Dataset rows about figures
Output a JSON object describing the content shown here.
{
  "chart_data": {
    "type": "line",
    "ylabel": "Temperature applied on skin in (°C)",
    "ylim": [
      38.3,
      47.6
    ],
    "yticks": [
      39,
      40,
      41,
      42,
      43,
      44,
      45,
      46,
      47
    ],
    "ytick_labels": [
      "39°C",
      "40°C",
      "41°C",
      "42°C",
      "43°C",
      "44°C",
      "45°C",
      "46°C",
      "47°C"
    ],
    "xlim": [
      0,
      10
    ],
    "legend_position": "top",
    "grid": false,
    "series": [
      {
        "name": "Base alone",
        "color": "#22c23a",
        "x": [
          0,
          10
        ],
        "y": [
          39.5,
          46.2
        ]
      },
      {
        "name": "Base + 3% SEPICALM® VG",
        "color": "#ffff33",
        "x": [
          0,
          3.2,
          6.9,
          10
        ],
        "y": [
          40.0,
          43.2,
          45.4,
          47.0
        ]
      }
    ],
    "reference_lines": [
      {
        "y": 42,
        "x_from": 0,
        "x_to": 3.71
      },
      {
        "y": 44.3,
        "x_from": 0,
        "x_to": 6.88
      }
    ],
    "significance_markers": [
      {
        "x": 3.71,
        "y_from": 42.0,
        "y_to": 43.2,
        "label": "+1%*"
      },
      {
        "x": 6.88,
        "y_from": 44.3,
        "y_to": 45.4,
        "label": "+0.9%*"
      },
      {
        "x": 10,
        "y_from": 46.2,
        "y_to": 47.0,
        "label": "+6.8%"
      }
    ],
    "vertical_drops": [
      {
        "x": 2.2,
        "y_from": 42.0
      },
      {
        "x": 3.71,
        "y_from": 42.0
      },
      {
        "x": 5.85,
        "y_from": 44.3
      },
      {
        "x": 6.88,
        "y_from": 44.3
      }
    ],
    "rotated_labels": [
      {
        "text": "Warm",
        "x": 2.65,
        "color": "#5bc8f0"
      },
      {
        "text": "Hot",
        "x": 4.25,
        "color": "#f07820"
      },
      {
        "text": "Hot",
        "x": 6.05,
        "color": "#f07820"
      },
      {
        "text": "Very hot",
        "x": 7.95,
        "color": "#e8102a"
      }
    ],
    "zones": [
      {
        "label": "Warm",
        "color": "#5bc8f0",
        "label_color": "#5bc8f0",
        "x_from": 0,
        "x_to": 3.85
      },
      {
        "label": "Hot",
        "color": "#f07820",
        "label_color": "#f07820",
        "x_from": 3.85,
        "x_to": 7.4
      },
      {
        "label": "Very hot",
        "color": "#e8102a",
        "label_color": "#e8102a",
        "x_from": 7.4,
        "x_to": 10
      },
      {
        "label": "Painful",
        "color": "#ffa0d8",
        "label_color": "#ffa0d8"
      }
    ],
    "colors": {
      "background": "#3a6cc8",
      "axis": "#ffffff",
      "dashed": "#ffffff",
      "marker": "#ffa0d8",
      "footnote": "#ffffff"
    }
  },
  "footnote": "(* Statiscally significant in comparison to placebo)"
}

Written request:
Show every line of the listing in which the string "footnote" can be found.

The result:
      "footnote": "#ffffff"
  "footnote": "(* Statiscally significant in comparison to placebo)"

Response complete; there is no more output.